Copy out the listing that follows, exact in every word, and skip the images.

(Entries from a visual dataset)
* * *

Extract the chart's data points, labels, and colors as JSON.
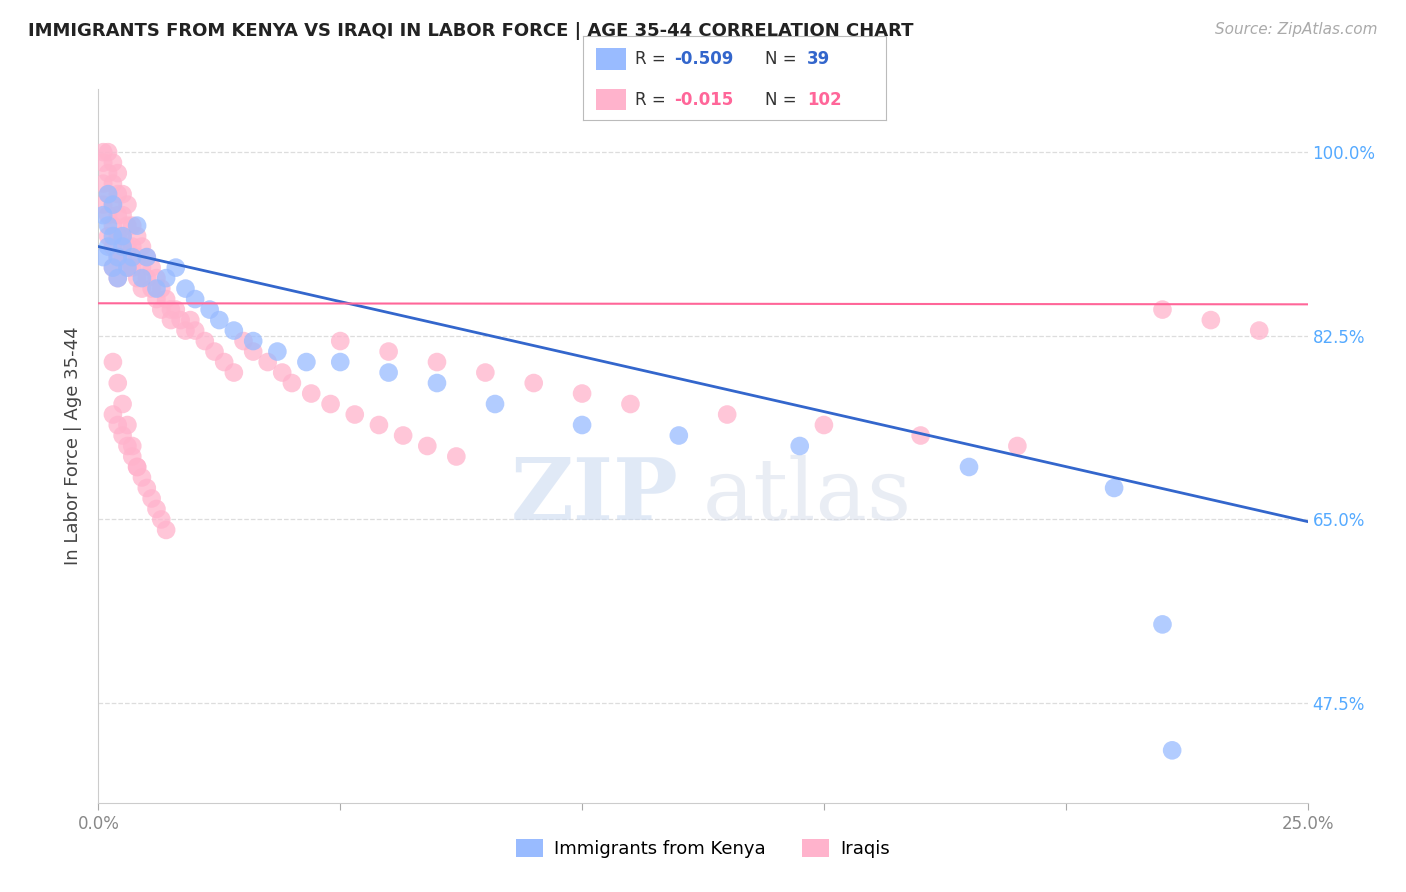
{
  "title": "IMMIGRANTS FROM KENYA VS IRAQI IN LABOR FORCE | AGE 35-44 CORRELATION CHART",
  "source": "Source: ZipAtlas.com",
  "ylabel": "In Labor Force | Age 35-44",
  "watermark_zip": "ZIP",
  "watermark_atlas": "atlas",
  "xlim": [
    0.0,
    0.25
  ],
  "ylim": [
    0.38,
    1.06
  ],
  "xtick_vals": [
    0.0,
    0.05,
    0.1,
    0.15,
    0.2,
    0.25
  ],
  "xtick_labels": [
    "0.0%",
    "",
    "",
    "",
    "",
    "25.0%"
  ],
  "ytick_vals": [
    0.475,
    0.65,
    0.825,
    1.0
  ],
  "ytick_labels": [
    "47.5%",
    "65.0%",
    "82.5%",
    "100.0%"
  ],
  "legend_kenya": "Immigrants from Kenya",
  "legend_iraqi": "Iraqis",
  "R_kenya": -0.509,
  "N_kenya": 39,
  "R_iraqi": -0.015,
  "N_iraqi": 102,
  "kenya_color": "#99BBFF",
  "iraqi_color": "#FFB3CC",
  "kenya_line_color": "#3366CC",
  "iraqi_line_color": "#FF6699",
  "kenya_trend_x": [
    0.0,
    0.25
  ],
  "kenya_trend_y": [
    0.91,
    0.648
  ],
  "iraqi_trend_x": [
    0.0,
    0.25
  ],
  "iraqi_trend_y": [
    0.856,
    0.855
  ],
  "grid_color": "#DDDDDD",
  "background_color": "#FFFFFF",
  "title_color": "#222222",
  "source_color": "#AAAAAA",
  "ytick_color": "#55AAFF",
  "xtick_color": "#888888",
  "kenya_x": [
    0.001,
    0.001,
    0.002,
    0.002,
    0.002,
    0.003,
    0.003,
    0.003,
    0.004,
    0.004,
    0.005,
    0.005,
    0.006,
    0.007,
    0.008,
    0.009,
    0.01,
    0.012,
    0.014,
    0.016,
    0.018,
    0.02,
    0.023,
    0.025,
    0.028,
    0.032,
    0.037,
    0.043,
    0.05,
    0.06,
    0.07,
    0.082,
    0.1,
    0.12,
    0.145,
    0.18,
    0.21,
    0.22,
    0.222
  ],
  "kenya_y": [
    0.94,
    0.9,
    0.93,
    0.91,
    0.96,
    0.89,
    0.92,
    0.95,
    0.9,
    0.88,
    0.92,
    0.91,
    0.89,
    0.9,
    0.93,
    0.88,
    0.9,
    0.87,
    0.88,
    0.89,
    0.87,
    0.86,
    0.85,
    0.84,
    0.83,
    0.82,
    0.81,
    0.8,
    0.8,
    0.79,
    0.78,
    0.76,
    0.74,
    0.73,
    0.72,
    0.7,
    0.68,
    0.55,
    0.43
  ],
  "iraqi_x": [
    0.001,
    0.001,
    0.001,
    0.001,
    0.002,
    0.002,
    0.002,
    0.002,
    0.002,
    0.003,
    0.003,
    0.003,
    0.003,
    0.003,
    0.003,
    0.004,
    0.004,
    0.004,
    0.004,
    0.004,
    0.004,
    0.005,
    0.005,
    0.005,
    0.005,
    0.006,
    0.006,
    0.006,
    0.006,
    0.007,
    0.007,
    0.007,
    0.008,
    0.008,
    0.008,
    0.009,
    0.009,
    0.009,
    0.01,
    0.01,
    0.011,
    0.011,
    0.012,
    0.012,
    0.013,
    0.013,
    0.014,
    0.015,
    0.015,
    0.016,
    0.017,
    0.018,
    0.019,
    0.02,
    0.022,
    0.024,
    0.026,
    0.028,
    0.03,
    0.032,
    0.035,
    0.038,
    0.04,
    0.044,
    0.048,
    0.053,
    0.058,
    0.063,
    0.068,
    0.074,
    0.003,
    0.004,
    0.005,
    0.006,
    0.007,
    0.008,
    0.009,
    0.01,
    0.011,
    0.012,
    0.013,
    0.014,
    0.003,
    0.004,
    0.005,
    0.006,
    0.007,
    0.008,
    0.05,
    0.06,
    0.07,
    0.08,
    0.09,
    0.1,
    0.11,
    0.13,
    0.15,
    0.17,
    0.19,
    0.22,
    0.23,
    0.24
  ],
  "iraqi_y": [
    1.0,
    0.99,
    0.97,
    0.95,
    1.0,
    0.98,
    0.96,
    0.94,
    0.92,
    0.99,
    0.97,
    0.95,
    0.93,
    0.91,
    0.89,
    0.98,
    0.96,
    0.94,
    0.92,
    0.9,
    0.88,
    0.96,
    0.94,
    0.92,
    0.9,
    0.95,
    0.93,
    0.91,
    0.89,
    0.93,
    0.91,
    0.89,
    0.92,
    0.9,
    0.88,
    0.91,
    0.89,
    0.87,
    0.9,
    0.88,
    0.89,
    0.87,
    0.88,
    0.86,
    0.87,
    0.85,
    0.86,
    0.85,
    0.84,
    0.85,
    0.84,
    0.83,
    0.84,
    0.83,
    0.82,
    0.81,
    0.8,
    0.79,
    0.82,
    0.81,
    0.8,
    0.79,
    0.78,
    0.77,
    0.76,
    0.75,
    0.74,
    0.73,
    0.72,
    0.71,
    0.75,
    0.74,
    0.73,
    0.72,
    0.71,
    0.7,
    0.69,
    0.68,
    0.67,
    0.66,
    0.65,
    0.64,
    0.8,
    0.78,
    0.76,
    0.74,
    0.72,
    0.7,
    0.82,
    0.81,
    0.8,
    0.79,
    0.78,
    0.77,
    0.76,
    0.75,
    0.74,
    0.73,
    0.72,
    0.85,
    0.84,
    0.83
  ]
}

* * *

**Answer to this exercise**
Extract the chart's data points, labels, and colors as JSON.
{
  "title": "IMMIGRANTS FROM KENYA VS IRAQI IN LABOR FORCE | AGE 35-44 CORRELATION CHART",
  "source": "Source: ZipAtlas.com",
  "ylabel": "In Labor Force | Age 35-44",
  "watermark_zip": "ZIP",
  "watermark_atlas": "atlas",
  "xlim": [
    0.0,
    0.25
  ],
  "ylim": [
    0.38,
    1.06
  ],
  "xtick_vals": [
    0.0,
    0.05,
    0.1,
    0.15,
    0.2,
    0.25
  ],
  "xtick_labels": [
    "0.0%",
    "",
    "",
    "",
    "",
    "25.0%"
  ],
  "ytick_vals": [
    0.475,
    0.65,
    0.825,
    1.0
  ],
  "ytick_labels": [
    "47.5%",
    "65.0%",
    "82.5%",
    "100.0%"
  ],
  "legend_kenya": "Immigrants from Kenya",
  "legend_iraqi": "Iraqis",
  "R_kenya": -0.509,
  "N_kenya": 39,
  "R_iraqi": -0.015,
  "N_iraqi": 102,
  "kenya_color": "#99BBFF",
  "iraqi_color": "#FFB3CC",
  "kenya_line_color": "#3366CC",
  "iraqi_line_color": "#FF6699",
  "kenya_trend_x": [
    0.0,
    0.25
  ],
  "kenya_trend_y": [
    0.91,
    0.648
  ],
  "iraqi_trend_x": [
    0.0,
    0.25
  ],
  "iraqi_trend_y": [
    0.856,
    0.855
  ],
  "grid_color": "#DDDDDD",
  "background_color": "#FFFFFF",
  "title_color": "#222222",
  "source_color": "#AAAAAA",
  "ytick_color": "#55AAFF",
  "xtick_color": "#888888",
  "kenya_x": [
    0.001,
    0.001,
    0.002,
    0.002,
    0.002,
    0.003,
    0.003,
    0.003,
    0.004,
    0.004,
    0.005,
    0.005,
    0.006,
    0.007,
    0.008,
    0.009,
    0.01,
    0.012,
    0.014,
    0.016,
    0.018,
    0.02,
    0.023,
    0.025,
    0.028,
    0.032,
    0.037,
    0.043,
    0.05,
    0.06,
    0.07,
    0.082,
    0.1,
    0.12,
    0.145,
    0.18,
    0.21,
    0.22,
    0.222
  ],
  "kenya_y": [
    0.94,
    0.9,
    0.93,
    0.91,
    0.96,
    0.89,
    0.92,
    0.95,
    0.9,
    0.88,
    0.92,
    0.91,
    0.89,
    0.9,
    0.93,
    0.88,
    0.9,
    0.87,
    0.88,
    0.89,
    0.87,
    0.86,
    0.85,
    0.84,
    0.83,
    0.82,
    0.81,
    0.8,
    0.8,
    0.79,
    0.78,
    0.76,
    0.74,
    0.73,
    0.72,
    0.7,
    0.68,
    0.55,
    0.43
  ],
  "iraqi_x": [
    0.001,
    0.001,
    0.001,
    0.001,
    0.002,
    0.002,
    0.002,
    0.002,
    0.002,
    0.003,
    0.003,
    0.003,
    0.003,
    0.003,
    0.003,
    0.004,
    0.004,
    0.004,
    0.004,
    0.004,
    0.004,
    0.005,
    0.005,
    0.005,
    0.005,
    0.006,
    0.006,
    0.006,
    0.006,
    0.007,
    0.007,
    0.007,
    0.008,
    0.008,
    0.008,
    0.009,
    0.009,
    0.009,
    0.01,
    0.01,
    0.011,
    0.011,
    0.012,
    0.012,
    0.013,
    0.013,
    0.014,
    0.015,
    0.015,
    0.016,
    0.017,
    0.018,
    0.019,
    0.02,
    0.022,
    0.024,
    0.026,
    0.028,
    0.03,
    0.032,
    0.035,
    0.038,
    0.04,
    0.044,
    0.048,
    0.053,
    0.058,
    0.063,
    0.068,
    0.074,
    0.003,
    0.004,
    0.005,
    0.006,
    0.007,
    0.008,
    0.009,
    0.01,
    0.011,
    0.012,
    0.013,
    0.014,
    0.003,
    0.004,
    0.005,
    0.006,
    0.007,
    0.008,
    0.05,
    0.06,
    0.07,
    0.08,
    0.09,
    0.1,
    0.11,
    0.13,
    0.15,
    0.17,
    0.19,
    0.22,
    0.23,
    0.24
  ],
  "iraqi_y": [
    1.0,
    0.99,
    0.97,
    0.95,
    1.0,
    0.98,
    0.96,
    0.94,
    0.92,
    0.99,
    0.97,
    0.95,
    0.93,
    0.91,
    0.89,
    0.98,
    0.96,
    0.94,
    0.92,
    0.9,
    0.88,
    0.96,
    0.94,
    0.92,
    0.9,
    0.95,
    0.93,
    0.91,
    0.89,
    0.93,
    0.91,
    0.89,
    0.92,
    0.9,
    0.88,
    0.91,
    0.89,
    0.87,
    0.9,
    0.88,
    0.89,
    0.87,
    0.88,
    0.86,
    0.87,
    0.85,
    0.86,
    0.85,
    0.84,
    0.85,
    0.84,
    0.83,
    0.84,
    0.83,
    0.82,
    0.81,
    0.8,
    0.79,
    0.82,
    0.81,
    0.8,
    0.79,
    0.78,
    0.77,
    0.76,
    0.75,
    0.74,
    0.73,
    0.72,
    0.71,
    0.75,
    0.74,
    0.73,
    0.72,
    0.71,
    0.7,
    0.69,
    0.68,
    0.67,
    0.66,
    0.65,
    0.64,
    0.8,
    0.78,
    0.76,
    0.74,
    0.72,
    0.7,
    0.82,
    0.81,
    0.8,
    0.79,
    0.78,
    0.77,
    0.76,
    0.75,
    0.74,
    0.73,
    0.72,
    0.85,
    0.84,
    0.83
  ]
}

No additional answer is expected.